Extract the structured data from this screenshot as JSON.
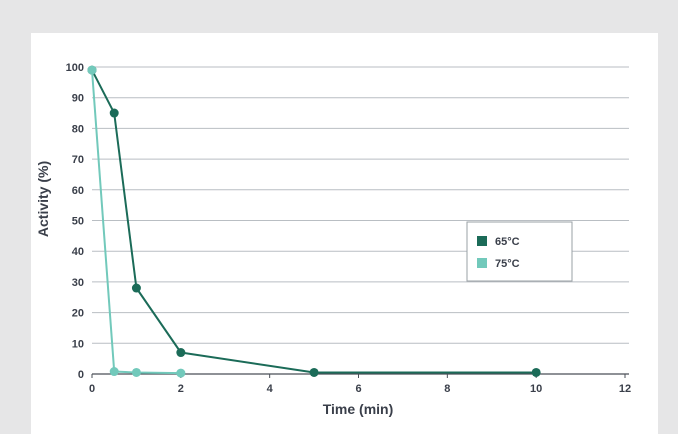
{
  "chart_data": {
    "type": "line",
    "title": "",
    "xlabel": "Time (min)",
    "ylabel": "Activity (%)",
    "xlim": [
      0,
      12
    ],
    "ylim": [
      0,
      100
    ],
    "xticks": [
      0,
      2,
      4,
      6,
      8,
      10,
      12
    ],
    "yticks": [
      0,
      10,
      20,
      30,
      40,
      50,
      60,
      70,
      80,
      90,
      100
    ],
    "grid": "horizontal",
    "legend_position": "right",
    "series": [
      {
        "name": "65°C",
        "color": "#1b6b58",
        "x": [
          0,
          0.5,
          1,
          2,
          5,
          10
        ],
        "y": [
          99,
          85,
          28,
          7,
          0.5,
          0.5
        ]
      },
      {
        "name": "75°C",
        "color": "#72c9bb",
        "x": [
          0,
          0.5,
          1,
          2
        ],
        "y": [
          99,
          0.8,
          0.5,
          0.3
        ]
      }
    ]
  }
}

(To do): Repeat the listing in full and exactly. Leave any pictures out.

(The result):
Extract the structured data from this screenshot as JSON.
{
  "chart_data": {
    "type": "line",
    "title": "",
    "xlabel": "Time (min)",
    "ylabel": "Activity (%)",
    "xlim": [
      0,
      12
    ],
    "ylim": [
      0,
      100
    ],
    "xticks": [
      0,
      2,
      4,
      6,
      8,
      10,
      12
    ],
    "yticks": [
      0,
      10,
      20,
      30,
      40,
      50,
      60,
      70,
      80,
      90,
      100
    ],
    "grid": "horizontal",
    "legend_position": "right",
    "series": [
      {
        "name": "65°C",
        "color": "#1b6b58",
        "x": [
          0,
          0.5,
          1,
          2,
          5,
          10
        ],
        "y": [
          99,
          85,
          28,
          7,
          0.5,
          0.5
        ]
      },
      {
        "name": "75°C",
        "color": "#72c9bb",
        "x": [
          0,
          0.5,
          1,
          2
        ],
        "y": [
          99,
          0.8,
          0.5,
          0.3
        ]
      }
    ]
  }
}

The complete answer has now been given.